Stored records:
============

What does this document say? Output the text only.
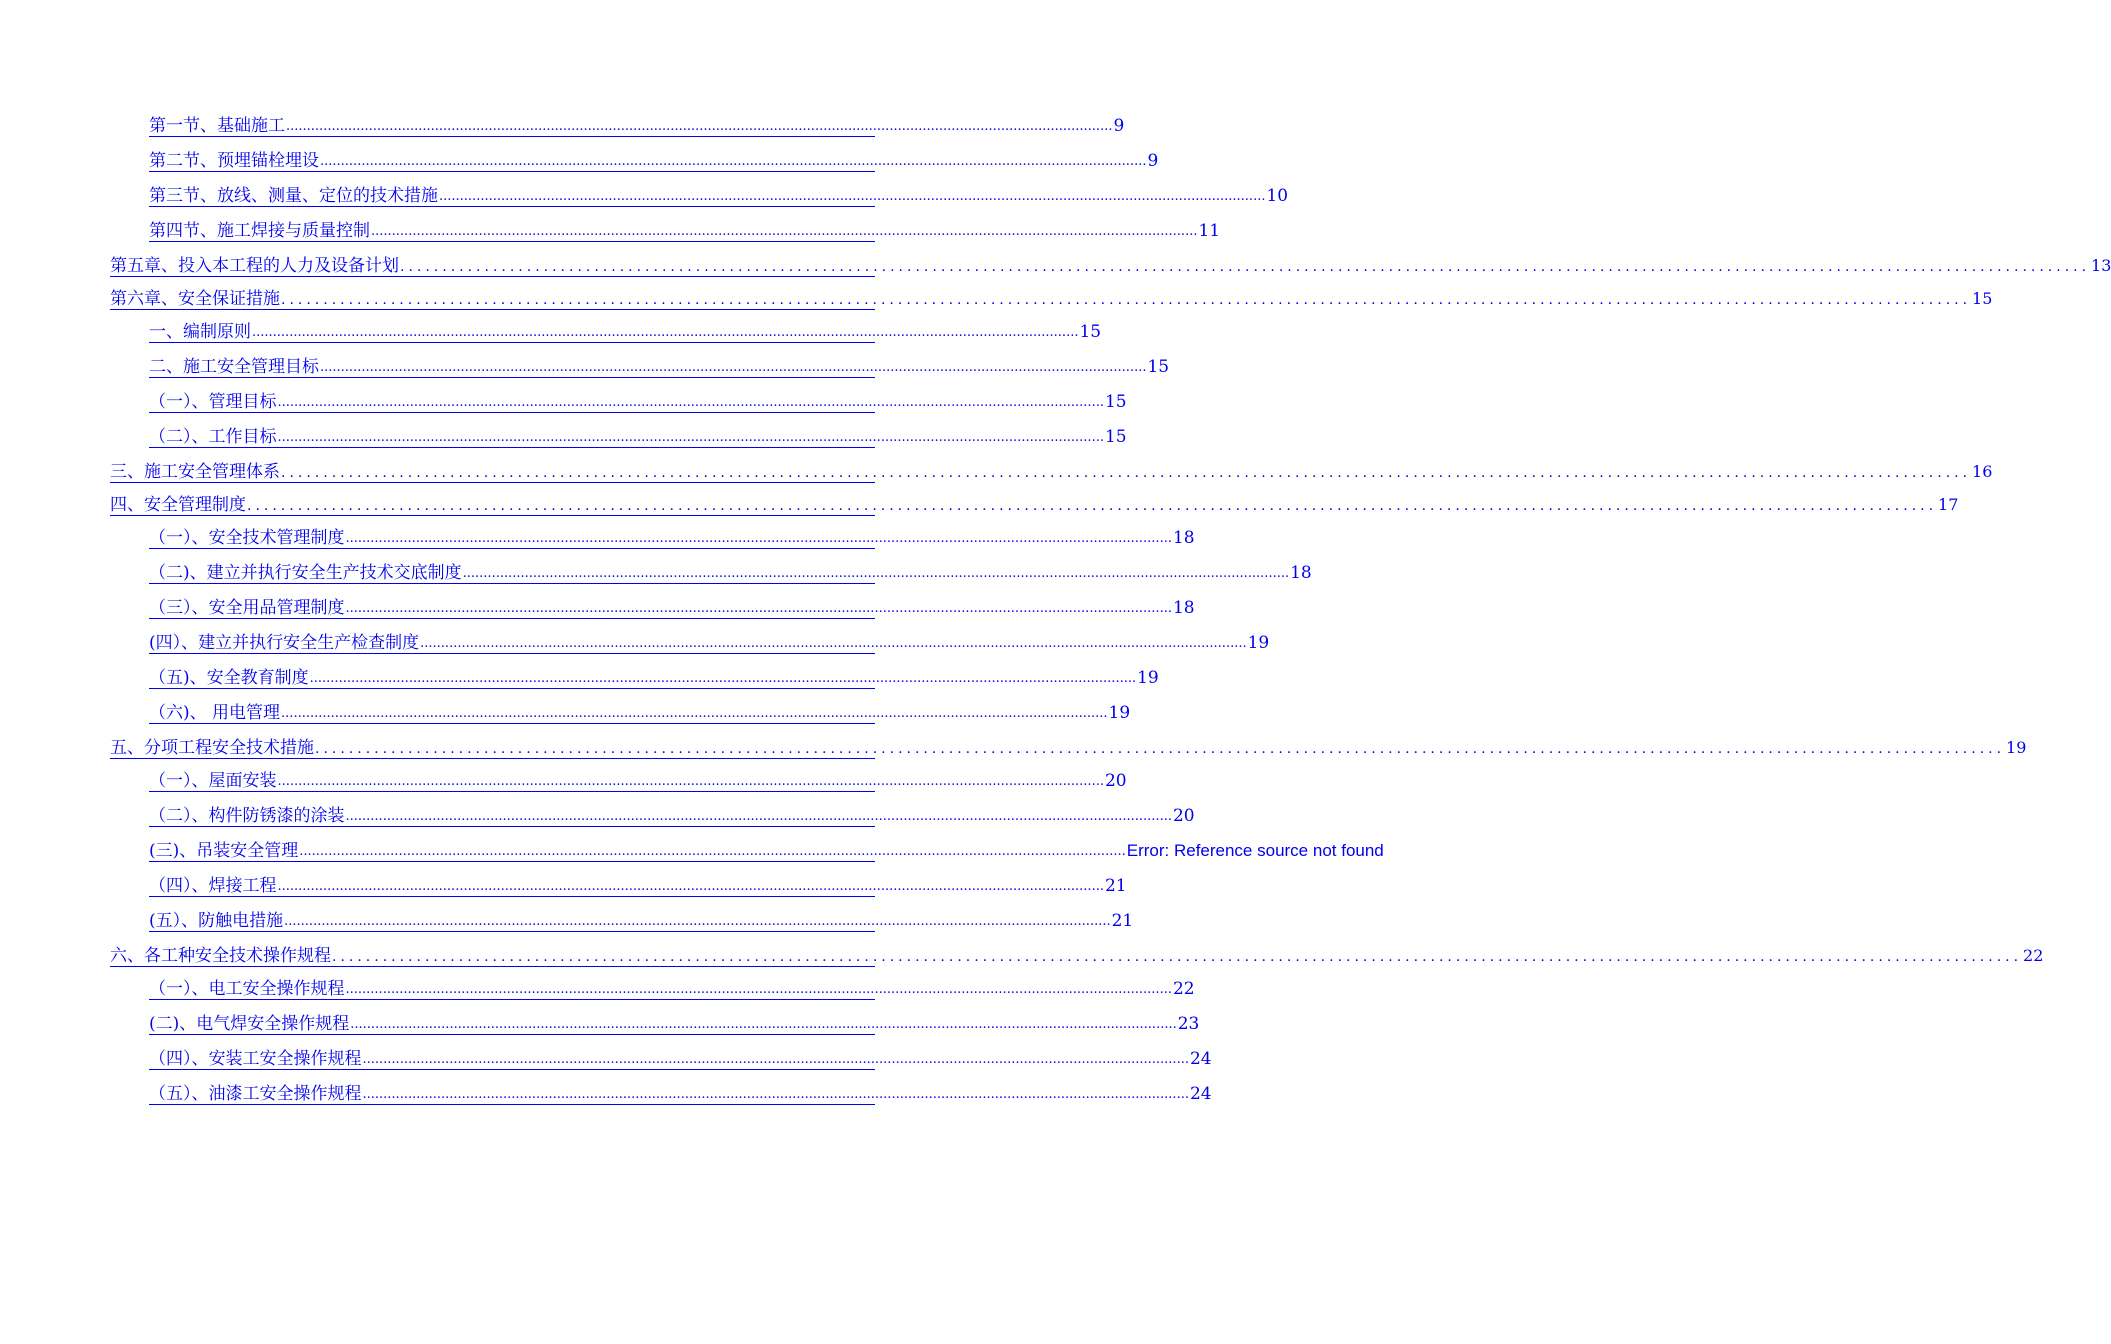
第一节、基础施工 ........................................................................................................................................................................................................ 9
第二节、预埋锚栓埋设 ........................................................................................................................................................................................................ 9
第三节、放线、测量、定位的技术措施 ........................................................................................................................................................................................................ 10
第四节、施工焊接与质量控制 ........................................................................................................................................................................................................ 11
第五章、投入本工程的人力及设备计划 ........................................................................................................................................................................................................ 13
第六章、安全保证措施 ........................................................................................................................................................................................................ 15
一、编制原则 ........................................................................................................................................................................................................ 15
二、施工安全管理目标 ........................................................................................................................................................................................................ 15
（一）、管理目标 ........................................................................................................................................................................................................ 15
（二）、工作目标 ........................................................................................................................................................................................................ 15
三、施工安全管理体系 ........................................................................................................................................................................................................ 16
四、安全管理制度 ........................................................................................................................................................................................................ 17
（一）、安全技术管理制度 ........................................................................................................................................................................................................ 18
（二)、建立并执行安全生产技术交底制度 ........................................................................................................................................................................................................ 18
（三）、安全用品管理制度 ........................................................................................................................................................................................................ 18
(四）、建立并执行安全生产检查制度 ........................................................................................................................................................................................................ 19
（五)、安全教育制度 ........................................................................................................................................................................................................ 19
（六)、 用电管理 ........................................................................................................................................................................................................ 19
五、分项工程安全技术措施 ........................................................................................................................................................................................................ 19
（一）、屋面安装 ........................................................................................................................................................................................................ 20
（二）、构件防锈漆的涂装 ........................................................................................................................................................................................................ 20
(三)、吊装安全管理 ........................................................................................................................................................................................................ Error: Reference source not found
（四）、焊接工程 ........................................................................................................................................................................................................ 21
(五）、防触电措施 ........................................................................................................................................................................................................ 21
六、各工种安全技术操作规程 ........................................................................................................................................................................................................ 22
（一）、电工安全操作规程 ........................................................................................................................................................................................................ 22
(二)、电气焊安全操作规程 ........................................................................................................................................................................................................ 23
（四）、安装工安全操作规程 ........................................................................................................................................................................................................ 24
（五）、油漆工安全操作规程 ........................................................................................................................................................................................................ 24
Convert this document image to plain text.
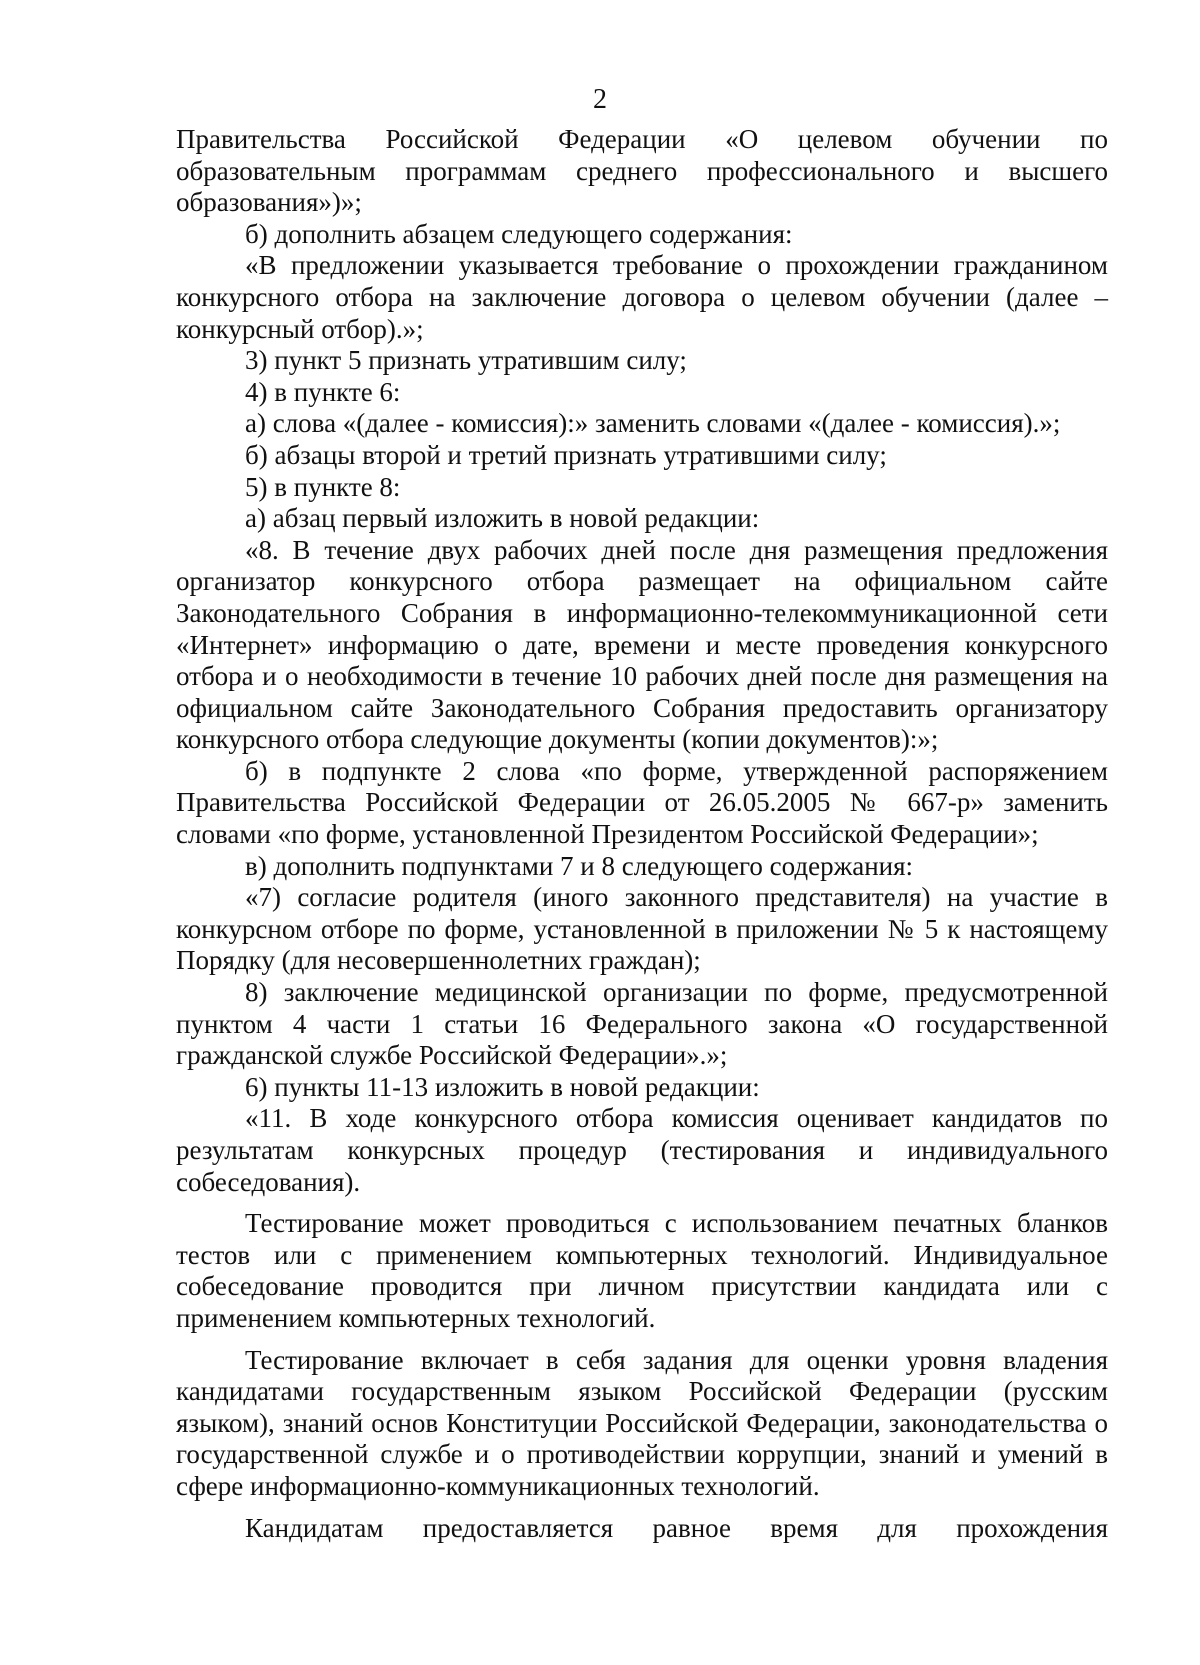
2

Правительства Российской Федерации «О целевом обучении по образовательным программам среднего профессионального и высшего образования»)»;

б) дополнить абзацем следующего содержания:

«В предложении указывается требование о прохождении гражданином конкурсного отбора на заключение договора о целевом обучении (далее – конкурсный отбор).»;

3) пункт 5 признать утратившим силу;

4) в пункте 6:

а) слова «(далее - комиссия):» заменить словами «(далее - комиссия).»;

б) абзацы второй и третий признать утратившими силу;

5) в пункте 8:

а) абзац первый изложить в новой редакции:

«8. В течение двух рабочих дней после дня размещения предложения организатор конкурсного отбора размещает на официальном сайте Законодательного Собрания в информационно-телекоммуникационной сети «Интернет» информацию о дате, времени и месте проведения конкурсного отбора и о необходимости в течение 10 рабочих дней после дня размещения на официальном сайте Законодательного Собрания предоставить организатору конкурсного отбора следующие документы (копии документов):»;

б) в подпункте 2 слова «по форме, утвержденной распоряжением Правительства Российской Федерации от 26.05.2005 № 667-р» заменить словами «по форме, установленной Президентом Российской Федерации»;

в) дополнить подпунктами 7 и 8 следующего содержания:

«7) согласие родителя (иного законного представителя) на участие в конкурсном отборе по форме, установленной в приложении № 5 к настоящему Порядку (для несовершеннолетних граждан);

8) заключение медицинской организации по форме, предусмотренной пунктом 4 части 1 статьи 16 Федерального закона «О государственной гражданской службе Российской Федерации».»;

6) пункты 11-13 изложить в новой редакции:

«11. В ходе конкурсного отбора комиссия оценивает кандидатов по результатам конкурсных процедур (тестирования и индивидуального собеседования).

Тестирование может проводиться с использованием печатных бланков тестов или с применением компьютерных технологий. Индивидуальное собеседование проводится при личном присутствии кандидата или с применением компьютерных технологий.

Тестирование включает в себя задания для оценки уровня владения кандидатами государственным языком Российской Федерации (русским языком), знаний основ Конституции Российской Федерации, законодательства о государственной службе и о противодействии коррупции, знаний и умений в сфере информационно-коммуникационных технологий.

Кандидатам предоставляется равное время для прохождения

============

◆ EXERCISE BRIEF:
Omit the pictures, then quote the rest of the material above exactly.

◆ ANSWER:
What does this document say? Output the text only.
第一节、基础施工 ........................................................................................................................................................................................................ 9
第二节、预埋锚栓埋设 ........................................................................................................................................................................................................ 9
第三节、放线、测量、定位的技术措施 ........................................................................................................................................................................................................ 10
第四节、施工焊接与质量控制 ........................................................................................................................................................................................................ 11
第五章、投入本工程的人力及设备计划 ........................................................................................................................................................................................................ 13
第六章、安全保证措施 ........................................................................................................................................................................................................ 15
一、编制原则 ........................................................................................................................................................................................................ 15
二、施工安全管理目标 ........................................................................................................................................................................................................ 15
（一）、管理目标 ........................................................................................................................................................................................................ 15
（二）、工作目标 ........................................................................................................................................................................................................ 15
三、施工安全管理体系 ........................................................................................................................................................................................................ 16
四、安全管理制度 ........................................................................................................................................................................................................ 17
（一）、安全技术管理制度 ........................................................................................................................................................................................................ 18
（二)、建立并执行安全生产技术交底制度 ........................................................................................................................................................................................................ 18
（三）、安全用品管理制度 ........................................................................................................................................................................................................ 18
(四）、建立并执行安全生产检查制度 ........................................................................................................................................................................................................ 19
（五)、安全教育制度 ........................................................................................................................................................................................................ 19
（六)、 用电管理 ........................................................................................................................................................................................................ 19
五、分项工程安全技术措施 ........................................................................................................................................................................................................ 19
（一）、屋面安装 ........................................................................................................................................................................................................ 20
（二）、构件防锈漆的涂装 ........................................................................................................................................................................................................ 20
(三)、吊装安全管理 ........................................................................................................................................................................................................ Error: Reference source not found
（四）、焊接工程 ........................................................................................................................................................................................................ 21
(五）、防触电措施 ........................................................................................................................................................................................................ 21
六、各工种安全技术操作规程 ........................................................................................................................................................................................................ 22
（一）、电工安全操作规程 ........................................................................................................................................................................................................ 22
(二)、电气焊安全操作规程 ........................................................................................................................................................................................................ 23
（四）、安装工安全操作规程 ........................................................................................................................................................................................................ 24
（五）、油漆工安全操作规程 ........................................................................................................................................................................................................ 24
Convert this document image to plain text.
2

Правительства Российской Федерации «О целевом обучении по образовательным программам среднего профессионального и высшего образования»)»;

б) дополнить абзацем следующего содержания:

«В предложении указывается требование о прохождении гражданином конкурсного отбора на заключение договора о целевом обучении (далее – конкурсный отбор).»;

3) пункт 5 признать утратившим силу;

4) в пункте 6:

а) слова «(далее - комиссия):» заменить словами «(далее - комиссия).»;

б) абзацы второй и третий признать утратившими силу;

5) в пункте 8:

а) абзац первый изложить в новой редакции:

«8. В течение двух рабочих дней после дня размещения предложения организатор конкурсного отбора размещает на официальном сайте Законодательного Собрания в информационно-телекоммуникационной сети «Интернет» информацию о дате, времени и месте проведения конкурсного отбора и о необходимости в течение 10 рабочих дней после дня размещения на официальном сайте Законодательного Собрания предоставить организатору конкурсного отбора следующие документы (копии документов):»;

б) в подпункте 2 слова «по форме, утвержденной распоряжением Правительства Российской Федерации от 26.05.2005 № 667-р» заменить словами «по форме, установленной Президентом Российской Федерации»;

в) дополнить подпунктами 7 и 8 следующего содержания:

«7) согласие родителя (иного законного представителя) на участие в конкурсном отборе по форме, установленной в приложении № 5 к настоящему Порядку (для несовершеннолетних граждан);

8) заключение медицинской организации по форме, предусмотренной пунктом 4 части 1 статьи 16 Федерального закона «О государственной гражданской службе Российской Федерации».»;

6) пункты 11-13 изложить в новой редакции:

«11. В ходе конкурсного отбора комиссия оценивает кандидатов по результатам конкурсных процедур (тестирования и индивидуального собеседования).

Тестирование может проводиться с использованием печатных бланков тестов или с применением компьютерных технологий. Индивидуальное собеседование проводится при личном присутствии кандидата или с применением компьютерных технологий.

Тестирование включает в себя задания для оценки уровня владения кандидатами государственным языком Российской Федерации (русским языком), знаний основ Конституции Российской Федерации, законодательства о государственной службе и о противодействии коррупции, знаний и умений в сфере информационно-коммуникационных технологий.

Кандидатам предоставляется равное время для прохождения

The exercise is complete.